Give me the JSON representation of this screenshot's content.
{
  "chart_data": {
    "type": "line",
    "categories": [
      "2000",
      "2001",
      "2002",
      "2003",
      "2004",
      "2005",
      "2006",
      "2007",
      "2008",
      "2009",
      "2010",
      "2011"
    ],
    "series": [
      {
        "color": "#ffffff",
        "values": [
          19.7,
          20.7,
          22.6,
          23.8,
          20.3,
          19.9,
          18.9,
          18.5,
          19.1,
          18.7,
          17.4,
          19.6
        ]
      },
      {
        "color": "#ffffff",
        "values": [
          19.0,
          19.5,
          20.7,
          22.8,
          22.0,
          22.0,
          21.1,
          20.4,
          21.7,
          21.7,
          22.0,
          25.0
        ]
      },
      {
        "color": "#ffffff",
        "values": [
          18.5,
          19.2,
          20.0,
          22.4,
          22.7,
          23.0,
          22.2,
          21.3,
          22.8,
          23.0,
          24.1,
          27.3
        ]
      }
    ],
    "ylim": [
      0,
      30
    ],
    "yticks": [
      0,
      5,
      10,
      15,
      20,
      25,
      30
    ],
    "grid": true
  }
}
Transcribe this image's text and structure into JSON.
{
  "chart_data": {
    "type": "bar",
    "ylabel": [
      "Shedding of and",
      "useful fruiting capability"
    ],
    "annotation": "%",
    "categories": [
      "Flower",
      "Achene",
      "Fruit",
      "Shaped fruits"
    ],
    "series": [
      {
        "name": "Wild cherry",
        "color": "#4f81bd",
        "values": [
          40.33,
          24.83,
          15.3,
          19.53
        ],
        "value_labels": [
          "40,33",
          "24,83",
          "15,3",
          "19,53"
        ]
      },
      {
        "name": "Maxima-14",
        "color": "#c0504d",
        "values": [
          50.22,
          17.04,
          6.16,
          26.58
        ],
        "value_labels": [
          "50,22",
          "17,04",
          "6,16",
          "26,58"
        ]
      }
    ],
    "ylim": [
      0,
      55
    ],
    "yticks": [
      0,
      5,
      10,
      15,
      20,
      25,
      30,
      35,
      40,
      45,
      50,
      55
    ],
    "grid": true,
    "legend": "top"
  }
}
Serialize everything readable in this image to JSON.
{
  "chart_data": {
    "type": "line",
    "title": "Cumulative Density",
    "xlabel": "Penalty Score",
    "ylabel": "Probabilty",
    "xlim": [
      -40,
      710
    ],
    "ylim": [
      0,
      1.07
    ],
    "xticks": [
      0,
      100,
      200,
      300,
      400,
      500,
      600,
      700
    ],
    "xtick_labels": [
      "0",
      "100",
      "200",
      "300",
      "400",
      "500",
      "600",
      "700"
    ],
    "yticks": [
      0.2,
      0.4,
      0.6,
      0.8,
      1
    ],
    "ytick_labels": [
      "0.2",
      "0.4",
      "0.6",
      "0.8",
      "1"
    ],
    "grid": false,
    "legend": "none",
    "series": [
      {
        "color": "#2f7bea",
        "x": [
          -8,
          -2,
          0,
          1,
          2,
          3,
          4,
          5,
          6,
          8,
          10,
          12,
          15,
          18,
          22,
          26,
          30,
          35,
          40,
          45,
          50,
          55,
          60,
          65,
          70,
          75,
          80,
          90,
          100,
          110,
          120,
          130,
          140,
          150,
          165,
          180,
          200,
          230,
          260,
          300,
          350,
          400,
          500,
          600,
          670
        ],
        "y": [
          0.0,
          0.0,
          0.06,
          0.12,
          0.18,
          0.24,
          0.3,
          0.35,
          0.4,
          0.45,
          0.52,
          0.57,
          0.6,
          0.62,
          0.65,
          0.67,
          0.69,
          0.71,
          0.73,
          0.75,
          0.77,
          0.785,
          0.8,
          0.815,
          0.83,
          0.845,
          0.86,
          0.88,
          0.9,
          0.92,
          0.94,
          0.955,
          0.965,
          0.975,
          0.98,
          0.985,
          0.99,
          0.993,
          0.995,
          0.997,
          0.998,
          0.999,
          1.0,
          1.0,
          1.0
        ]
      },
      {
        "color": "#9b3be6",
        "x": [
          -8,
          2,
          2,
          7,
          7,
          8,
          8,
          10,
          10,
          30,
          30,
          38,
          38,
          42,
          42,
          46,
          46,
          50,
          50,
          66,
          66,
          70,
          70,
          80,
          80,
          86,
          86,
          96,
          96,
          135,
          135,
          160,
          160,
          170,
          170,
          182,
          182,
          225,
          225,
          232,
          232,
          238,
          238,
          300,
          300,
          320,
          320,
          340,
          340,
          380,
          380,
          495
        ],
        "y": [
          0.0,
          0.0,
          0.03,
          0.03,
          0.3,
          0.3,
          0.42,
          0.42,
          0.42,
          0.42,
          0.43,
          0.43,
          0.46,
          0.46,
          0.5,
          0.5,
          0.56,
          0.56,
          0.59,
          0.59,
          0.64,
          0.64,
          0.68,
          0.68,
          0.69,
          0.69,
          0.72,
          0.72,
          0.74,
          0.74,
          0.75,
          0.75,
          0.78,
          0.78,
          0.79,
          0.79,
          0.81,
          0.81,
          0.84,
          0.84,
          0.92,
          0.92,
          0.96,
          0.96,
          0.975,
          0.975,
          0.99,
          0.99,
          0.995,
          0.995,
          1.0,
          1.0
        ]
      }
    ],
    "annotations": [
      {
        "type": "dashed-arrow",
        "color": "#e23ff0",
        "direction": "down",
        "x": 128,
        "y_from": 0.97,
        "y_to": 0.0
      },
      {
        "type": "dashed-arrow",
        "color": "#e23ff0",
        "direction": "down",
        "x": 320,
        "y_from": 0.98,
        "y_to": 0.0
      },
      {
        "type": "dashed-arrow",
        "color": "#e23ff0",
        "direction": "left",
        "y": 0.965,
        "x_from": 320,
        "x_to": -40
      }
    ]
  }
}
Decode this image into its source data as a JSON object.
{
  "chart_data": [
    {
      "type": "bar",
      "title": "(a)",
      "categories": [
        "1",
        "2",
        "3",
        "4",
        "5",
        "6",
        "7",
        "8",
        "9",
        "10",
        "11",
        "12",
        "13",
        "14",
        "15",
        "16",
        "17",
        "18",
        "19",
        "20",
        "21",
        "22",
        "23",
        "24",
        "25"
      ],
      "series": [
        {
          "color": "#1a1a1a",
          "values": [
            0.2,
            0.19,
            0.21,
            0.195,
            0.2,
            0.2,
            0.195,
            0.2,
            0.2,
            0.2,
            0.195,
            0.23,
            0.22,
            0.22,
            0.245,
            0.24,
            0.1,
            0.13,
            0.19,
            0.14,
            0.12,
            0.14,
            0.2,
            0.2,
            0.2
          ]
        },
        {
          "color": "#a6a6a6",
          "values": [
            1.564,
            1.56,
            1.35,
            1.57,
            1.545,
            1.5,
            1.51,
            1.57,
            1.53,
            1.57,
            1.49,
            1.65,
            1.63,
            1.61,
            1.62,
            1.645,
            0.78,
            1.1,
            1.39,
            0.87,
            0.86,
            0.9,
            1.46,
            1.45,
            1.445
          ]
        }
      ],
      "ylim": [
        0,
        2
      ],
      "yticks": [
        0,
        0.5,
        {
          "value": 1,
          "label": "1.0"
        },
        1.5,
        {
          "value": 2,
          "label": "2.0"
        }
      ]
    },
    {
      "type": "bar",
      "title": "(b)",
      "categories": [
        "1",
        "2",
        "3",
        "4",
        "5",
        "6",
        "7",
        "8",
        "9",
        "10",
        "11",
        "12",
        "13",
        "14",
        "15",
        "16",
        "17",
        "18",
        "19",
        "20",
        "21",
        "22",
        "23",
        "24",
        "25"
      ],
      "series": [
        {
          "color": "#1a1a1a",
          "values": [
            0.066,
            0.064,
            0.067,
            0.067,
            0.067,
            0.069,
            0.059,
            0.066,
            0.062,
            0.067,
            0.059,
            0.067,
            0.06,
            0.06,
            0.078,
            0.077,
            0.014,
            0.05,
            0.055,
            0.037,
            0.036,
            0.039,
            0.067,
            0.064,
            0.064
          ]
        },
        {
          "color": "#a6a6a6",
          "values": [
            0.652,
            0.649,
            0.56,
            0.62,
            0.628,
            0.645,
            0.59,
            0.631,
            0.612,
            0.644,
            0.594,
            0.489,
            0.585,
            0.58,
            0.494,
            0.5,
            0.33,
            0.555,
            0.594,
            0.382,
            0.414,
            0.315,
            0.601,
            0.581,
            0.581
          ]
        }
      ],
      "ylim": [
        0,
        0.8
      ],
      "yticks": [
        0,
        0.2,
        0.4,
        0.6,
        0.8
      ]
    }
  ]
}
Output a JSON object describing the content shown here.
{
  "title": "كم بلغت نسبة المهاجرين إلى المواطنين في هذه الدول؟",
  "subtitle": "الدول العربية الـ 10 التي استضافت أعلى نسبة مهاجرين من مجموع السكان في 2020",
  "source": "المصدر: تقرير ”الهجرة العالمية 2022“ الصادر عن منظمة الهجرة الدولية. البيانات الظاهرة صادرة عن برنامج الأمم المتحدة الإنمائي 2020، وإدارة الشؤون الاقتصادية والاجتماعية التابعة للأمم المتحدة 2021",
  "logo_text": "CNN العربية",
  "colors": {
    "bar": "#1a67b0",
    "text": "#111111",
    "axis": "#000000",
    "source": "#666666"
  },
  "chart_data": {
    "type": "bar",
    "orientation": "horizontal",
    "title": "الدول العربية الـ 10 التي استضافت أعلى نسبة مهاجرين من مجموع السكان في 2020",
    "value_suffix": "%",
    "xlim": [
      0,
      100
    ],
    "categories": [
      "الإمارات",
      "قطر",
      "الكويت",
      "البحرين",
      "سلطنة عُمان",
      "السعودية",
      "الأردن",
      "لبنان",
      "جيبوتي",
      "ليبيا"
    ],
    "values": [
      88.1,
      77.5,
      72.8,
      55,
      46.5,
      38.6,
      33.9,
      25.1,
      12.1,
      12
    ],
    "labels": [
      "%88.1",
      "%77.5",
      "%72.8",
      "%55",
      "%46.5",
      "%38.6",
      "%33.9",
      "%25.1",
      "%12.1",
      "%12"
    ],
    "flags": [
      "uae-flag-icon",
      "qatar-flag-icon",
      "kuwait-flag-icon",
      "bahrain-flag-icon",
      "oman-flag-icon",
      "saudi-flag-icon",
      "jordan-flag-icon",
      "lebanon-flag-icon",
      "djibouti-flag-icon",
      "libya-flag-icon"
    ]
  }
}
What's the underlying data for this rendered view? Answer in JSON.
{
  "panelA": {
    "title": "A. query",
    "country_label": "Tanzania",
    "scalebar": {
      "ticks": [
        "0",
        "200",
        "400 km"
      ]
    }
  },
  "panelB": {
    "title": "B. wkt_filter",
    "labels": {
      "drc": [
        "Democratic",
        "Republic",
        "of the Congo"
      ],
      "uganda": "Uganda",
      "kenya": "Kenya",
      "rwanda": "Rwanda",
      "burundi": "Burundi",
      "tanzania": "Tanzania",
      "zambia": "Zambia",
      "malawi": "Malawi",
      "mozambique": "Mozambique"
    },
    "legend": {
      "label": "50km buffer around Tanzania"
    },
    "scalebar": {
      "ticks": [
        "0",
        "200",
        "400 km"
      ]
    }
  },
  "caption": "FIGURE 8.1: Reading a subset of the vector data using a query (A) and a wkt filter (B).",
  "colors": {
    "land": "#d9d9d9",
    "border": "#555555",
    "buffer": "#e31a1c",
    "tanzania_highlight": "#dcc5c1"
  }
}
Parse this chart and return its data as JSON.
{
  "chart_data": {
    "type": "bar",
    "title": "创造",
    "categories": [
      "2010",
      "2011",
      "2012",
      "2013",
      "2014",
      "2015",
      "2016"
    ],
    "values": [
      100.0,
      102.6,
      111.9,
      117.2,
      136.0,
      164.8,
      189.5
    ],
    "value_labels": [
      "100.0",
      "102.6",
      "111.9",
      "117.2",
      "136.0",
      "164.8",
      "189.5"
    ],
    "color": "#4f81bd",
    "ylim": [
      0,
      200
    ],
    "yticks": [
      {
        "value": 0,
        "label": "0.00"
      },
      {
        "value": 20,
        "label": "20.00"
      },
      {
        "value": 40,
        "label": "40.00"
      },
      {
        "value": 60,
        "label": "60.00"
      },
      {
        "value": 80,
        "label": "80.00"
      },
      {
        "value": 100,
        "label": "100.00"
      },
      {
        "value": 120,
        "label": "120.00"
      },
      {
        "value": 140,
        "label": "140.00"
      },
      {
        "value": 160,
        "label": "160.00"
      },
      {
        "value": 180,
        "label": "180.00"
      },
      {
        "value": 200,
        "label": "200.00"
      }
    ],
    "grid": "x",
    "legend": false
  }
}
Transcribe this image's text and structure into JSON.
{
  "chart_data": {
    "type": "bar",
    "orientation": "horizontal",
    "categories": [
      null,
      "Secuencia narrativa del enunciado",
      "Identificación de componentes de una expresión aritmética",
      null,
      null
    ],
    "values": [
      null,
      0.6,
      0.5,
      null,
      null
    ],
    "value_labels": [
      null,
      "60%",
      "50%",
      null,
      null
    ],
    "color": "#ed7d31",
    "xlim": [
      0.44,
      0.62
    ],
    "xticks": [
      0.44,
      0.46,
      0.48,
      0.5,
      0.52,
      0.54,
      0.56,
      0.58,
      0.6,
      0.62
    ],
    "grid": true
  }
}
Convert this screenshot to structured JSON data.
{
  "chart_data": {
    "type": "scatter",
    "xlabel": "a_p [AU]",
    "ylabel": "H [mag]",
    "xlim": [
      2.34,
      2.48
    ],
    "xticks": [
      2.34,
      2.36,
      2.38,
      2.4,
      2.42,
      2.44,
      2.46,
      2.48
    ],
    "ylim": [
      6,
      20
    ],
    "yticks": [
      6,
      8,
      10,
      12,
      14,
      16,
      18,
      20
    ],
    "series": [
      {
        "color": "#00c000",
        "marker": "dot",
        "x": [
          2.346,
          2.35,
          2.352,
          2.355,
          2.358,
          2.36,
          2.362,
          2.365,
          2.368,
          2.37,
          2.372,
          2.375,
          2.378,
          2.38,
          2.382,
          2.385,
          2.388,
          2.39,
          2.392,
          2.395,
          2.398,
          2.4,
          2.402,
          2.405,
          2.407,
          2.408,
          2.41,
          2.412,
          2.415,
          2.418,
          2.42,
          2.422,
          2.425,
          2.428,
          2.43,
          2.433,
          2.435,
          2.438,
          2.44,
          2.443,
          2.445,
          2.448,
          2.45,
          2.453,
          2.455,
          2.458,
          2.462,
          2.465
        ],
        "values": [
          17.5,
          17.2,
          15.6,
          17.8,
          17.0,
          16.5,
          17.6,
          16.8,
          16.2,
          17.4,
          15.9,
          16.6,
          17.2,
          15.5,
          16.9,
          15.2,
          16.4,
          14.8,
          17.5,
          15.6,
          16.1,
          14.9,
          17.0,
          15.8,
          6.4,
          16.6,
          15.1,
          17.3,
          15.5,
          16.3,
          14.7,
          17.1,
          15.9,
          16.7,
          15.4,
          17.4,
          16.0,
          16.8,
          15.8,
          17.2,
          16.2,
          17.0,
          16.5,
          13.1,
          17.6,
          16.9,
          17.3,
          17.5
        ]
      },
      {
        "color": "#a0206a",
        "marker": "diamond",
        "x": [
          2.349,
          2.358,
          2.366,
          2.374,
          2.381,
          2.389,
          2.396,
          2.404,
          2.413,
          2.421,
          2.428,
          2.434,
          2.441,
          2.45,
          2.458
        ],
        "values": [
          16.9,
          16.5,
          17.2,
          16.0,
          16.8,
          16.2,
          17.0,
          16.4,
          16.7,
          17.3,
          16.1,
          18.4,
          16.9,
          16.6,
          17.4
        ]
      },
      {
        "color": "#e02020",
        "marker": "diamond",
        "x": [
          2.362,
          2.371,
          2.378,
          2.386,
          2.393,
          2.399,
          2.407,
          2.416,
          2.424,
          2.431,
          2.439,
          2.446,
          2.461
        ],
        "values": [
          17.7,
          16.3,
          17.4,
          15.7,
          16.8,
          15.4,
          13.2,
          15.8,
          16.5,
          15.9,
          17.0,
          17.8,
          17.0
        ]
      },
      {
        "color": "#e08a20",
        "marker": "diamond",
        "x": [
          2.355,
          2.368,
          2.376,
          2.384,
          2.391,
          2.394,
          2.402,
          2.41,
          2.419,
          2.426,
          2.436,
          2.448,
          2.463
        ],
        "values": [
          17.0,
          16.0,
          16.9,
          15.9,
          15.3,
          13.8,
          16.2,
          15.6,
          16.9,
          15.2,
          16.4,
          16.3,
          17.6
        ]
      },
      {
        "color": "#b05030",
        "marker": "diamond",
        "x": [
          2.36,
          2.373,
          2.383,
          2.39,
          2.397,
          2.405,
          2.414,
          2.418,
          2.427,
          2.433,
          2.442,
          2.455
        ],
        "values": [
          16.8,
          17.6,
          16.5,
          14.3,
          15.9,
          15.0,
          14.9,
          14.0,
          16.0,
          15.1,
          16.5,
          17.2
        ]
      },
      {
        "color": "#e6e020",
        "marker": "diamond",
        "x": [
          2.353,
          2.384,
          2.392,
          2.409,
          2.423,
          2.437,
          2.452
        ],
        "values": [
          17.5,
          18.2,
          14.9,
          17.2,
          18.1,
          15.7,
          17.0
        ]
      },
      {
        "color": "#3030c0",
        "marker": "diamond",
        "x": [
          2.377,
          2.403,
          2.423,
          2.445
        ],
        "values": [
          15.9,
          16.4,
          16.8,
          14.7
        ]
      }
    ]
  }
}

◆ Instructions for the task ◆
Search the data above for the word "buffer", then gather each line in which it appears.

◆ Finished answer ◆
      "label": "50km buffer around Tanzania"
    "buffer": "#e31a1c",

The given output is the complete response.